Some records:
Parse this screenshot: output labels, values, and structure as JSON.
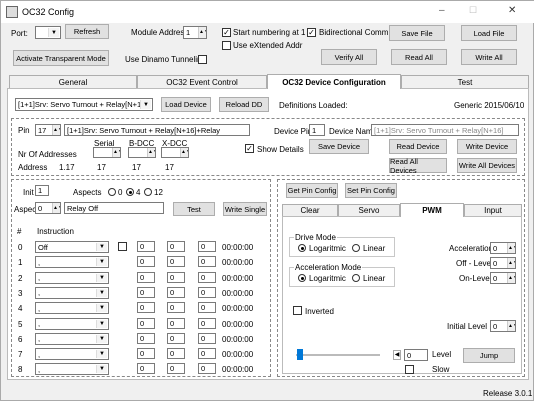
{
  "window": {
    "title": "OC32 Config",
    "min": "–",
    "max": "☐",
    "close": "✕",
    "status": "Release 3.0.1"
  },
  "top": {
    "port_label": "Port:",
    "port_value": "",
    "refresh": "Refresh",
    "module_address_label": "Module Address",
    "module_address": "1",
    "start_numbering": "Start numbering at 1",
    "use_extended": "Use eXtended Addr",
    "bidirectional": "Bidirectional Comm.",
    "save_file": "Save File",
    "load_file": "Load File",
    "activate": "Activate Transparent Mode",
    "dinamo": "Use Dinamo Tunneling",
    "verify_all": "Verify All",
    "read_all": "Read All",
    "write_all": "Write All"
  },
  "tabs": [
    {
      "label": "General"
    },
    {
      "label": "OC32 Event Control"
    },
    {
      "label": "OC32 Device Configuration"
    },
    {
      "label": "Test"
    }
  ],
  "devcfg": {
    "device_select": "[1+1]Srv: Servo Turnout + Relay[N+16]",
    "load_device": "Load Device",
    "reload_dd": "Reload DD",
    "definitions": "Definitions Loaded:",
    "generic": "Generic 2015/06/10",
    "pin_label": "Pin",
    "pin_value": "17",
    "pin_desc": "[1+1]Srv: Servo Turnout + Relay[N+16]+Relay",
    "device_pin_label": "Device Pin",
    "device_pin": "1",
    "device_name_label": "Device Name",
    "device_name": "[1+1]Srv: Servo Turnout + Relay[N+16]",
    "nr_of_addresses": "Nr Of Addresses",
    "serial": "Serial",
    "bdcc": "B-DCC",
    "xdcc": "X-DCC",
    "serial_val": "17",
    "bdcc_val": "17",
    "xdcc_val": "17",
    "address_label": "Address",
    "address_val": "1.17",
    "show_details": "Show Details",
    "save_device": "Save Device",
    "read_device": "Read Device",
    "write_device": "Write Device",
    "read_all_devices": "Read All Devices",
    "write_all_devices": "Write All Devices"
  },
  "aspects": {
    "init_label": "Init",
    "init_val": "1",
    "aspects_label": "Aspects",
    "opt0": "0",
    "opt4": "4",
    "opt12": "12",
    "aspect_label": "Aspect",
    "aspect_val": "0",
    "aspect_name": "Relay Off",
    "test": "Test",
    "write_single": "Write Single",
    "col_num": "#",
    "col_instruction": "Instruction",
    "rows": [
      {
        "n": "0",
        "instr": "Off",
        "v1": "0",
        "v2": "0",
        "v3": "0",
        "t": "00:00:00"
      },
      {
        "n": "1",
        "instr": ",",
        "v1": "0",
        "v2": "0",
        "v3": "0",
        "t": "00:00:00"
      },
      {
        "n": "2",
        "instr": ",",
        "v1": "0",
        "v2": "0",
        "v3": "0",
        "t": "00:00:00"
      },
      {
        "n": "3",
        "instr": ",",
        "v1": "0",
        "v2": "0",
        "v3": "0",
        "t": "00:00:00"
      },
      {
        "n": "4",
        "instr": ",",
        "v1": "0",
        "v2": "0",
        "v3": "0",
        "t": "00:00:00"
      },
      {
        "n": "5",
        "instr": ",",
        "v1": "0",
        "v2": "0",
        "v3": "0",
        "t": "00:00:00"
      },
      {
        "n": "6",
        "instr": ",",
        "v1": "0",
        "v2": "0",
        "v3": "0",
        "t": "00:00:00"
      },
      {
        "n": "7",
        "instr": ",",
        "v1": "0",
        "v2": "0",
        "v3": "0",
        "t": "00:00:00"
      },
      {
        "n": "8",
        "instr": ",",
        "v1": "0",
        "v2": "0",
        "v3": "0",
        "t": "00:00:00"
      }
    ]
  },
  "right": {
    "get_pin_config": "Get Pin Config",
    "set_pin_config": "Set Pin Config",
    "subtabs": [
      {
        "label": "Clear"
      },
      {
        "label": "Servo"
      },
      {
        "label": "PWM"
      },
      {
        "label": "Input"
      }
    ],
    "drive_mode": "Drive Mode",
    "logarithmic": "Logaritmic",
    "linear": "Linear",
    "accel_mode": "Acceleration Mode",
    "acceleration": "Acceleration",
    "acceleration_val": "0",
    "off_level": "Off - Level",
    "off_level_val": "0",
    "on_level": "On-Level",
    "on_level_val": "0",
    "inverted": "Inverted",
    "initial_level": "Initial Level",
    "initial_level_val": "0",
    "level": "Level",
    "level_val": "0",
    "slow": "Slow",
    "jump": "Jump"
  }
}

AIM » Do not include images; quote all of the entries above exactly.

COMPLETE RESPONSE »
Parse this screenshot: output labels, values, and structure as JSON.
{
  "window": {
    "title": "OC32 Config",
    "min": "–",
    "max": "☐",
    "close": "✕",
    "status": "Release 3.0.1"
  },
  "top": {
    "port_label": "Port:",
    "port_value": "",
    "refresh": "Refresh",
    "module_address_label": "Module Address",
    "module_address": "1",
    "start_numbering": "Start numbering at 1",
    "use_extended": "Use eXtended Addr",
    "bidirectional": "Bidirectional Comm.",
    "save_file": "Save File",
    "load_file": "Load File",
    "activate": "Activate Transparent Mode",
    "dinamo": "Use Dinamo Tunneling",
    "verify_all": "Verify All",
    "read_all": "Read All",
    "write_all": "Write All"
  },
  "tabs": [
    {
      "label": "General"
    },
    {
      "label": "OC32 Event Control"
    },
    {
      "label": "OC32 Device Configuration"
    },
    {
      "label": "Test"
    }
  ],
  "devcfg": {
    "device_select": "[1+1]Srv: Servo Turnout + Relay[N+16]",
    "load_device": "Load Device",
    "reload_dd": "Reload DD",
    "definitions": "Definitions Loaded:",
    "generic": "Generic 2015/06/10",
    "pin_label": "Pin",
    "pin_value": "17",
    "pin_desc": "[1+1]Srv: Servo Turnout + Relay[N+16]+Relay",
    "device_pin_label": "Device Pin",
    "device_pin": "1",
    "device_name_label": "Device Name",
    "device_name": "[1+1]Srv: Servo Turnout + Relay[N+16]",
    "nr_of_addresses": "Nr Of Addresses",
    "serial": "Serial",
    "bdcc": "B-DCC",
    "xdcc": "X-DCC",
    "serial_val": "17",
    "bdcc_val": "17",
    "xdcc_val": "17",
    "address_label": "Address",
    "address_val": "1.17",
    "show_details": "Show Details",
    "save_device": "Save Device",
    "read_device": "Read Device",
    "write_device": "Write Device",
    "read_all_devices": "Read All Devices",
    "write_all_devices": "Write All Devices"
  },
  "aspects": {
    "init_label": "Init",
    "init_val": "1",
    "aspects_label": "Aspects",
    "opt0": "0",
    "opt4": "4",
    "opt12": "12",
    "aspect_label": "Aspect",
    "aspect_val": "0",
    "aspect_name": "Relay Off",
    "test": "Test",
    "write_single": "Write Single",
    "col_num": "#",
    "col_instruction": "Instruction",
    "rows": [
      {
        "n": "0",
        "instr": "Off",
        "v1": "0",
        "v2": "0",
        "v3": "0",
        "t": "00:00:00"
      },
      {
        "n": "1",
        "instr": ",",
        "v1": "0",
        "v2": "0",
        "v3": "0",
        "t": "00:00:00"
      },
      {
        "n": "2",
        "instr": ",",
        "v1": "0",
        "v2": "0",
        "v3": "0",
        "t": "00:00:00"
      },
      {
        "n": "3",
        "instr": ",",
        "v1": "0",
        "v2": "0",
        "v3": "0",
        "t": "00:00:00"
      },
      {
        "n": "4",
        "instr": ",",
        "v1": "0",
        "v2": "0",
        "v3": "0",
        "t": "00:00:00"
      },
      {
        "n": "5",
        "instr": ",",
        "v1": "0",
        "v2": "0",
        "v3": "0",
        "t": "00:00:00"
      },
      {
        "n": "6",
        "instr": ",",
        "v1": "0",
        "v2": "0",
        "v3": "0",
        "t": "00:00:00"
      },
      {
        "n": "7",
        "instr": ",",
        "v1": "0",
        "v2": "0",
        "v3": "0",
        "t": "00:00:00"
      },
      {
        "n": "8",
        "instr": ",",
        "v1": "0",
        "v2": "0",
        "v3": "0",
        "t": "00:00:00"
      }
    ]
  },
  "right": {
    "get_pin_config": "Get Pin Config",
    "set_pin_config": "Set Pin Config",
    "subtabs": [
      {
        "label": "Clear"
      },
      {
        "label": "Servo"
      },
      {
        "label": "PWM"
      },
      {
        "label": "Input"
      }
    ],
    "drive_mode": "Drive Mode",
    "logarithmic": "Logaritmic",
    "linear": "Linear",
    "accel_mode": "Acceleration Mode",
    "acceleration": "Acceleration",
    "acceleration_val": "0",
    "off_level": "Off - Level",
    "off_level_val": "0",
    "on_level": "On-Level",
    "on_level_val": "0",
    "inverted": "Inverted",
    "initial_level": "Initial Level",
    "initial_level_val": "0",
    "level": "Level",
    "level_val": "0",
    "slow": "Slow",
    "jump": "Jump"
  }
}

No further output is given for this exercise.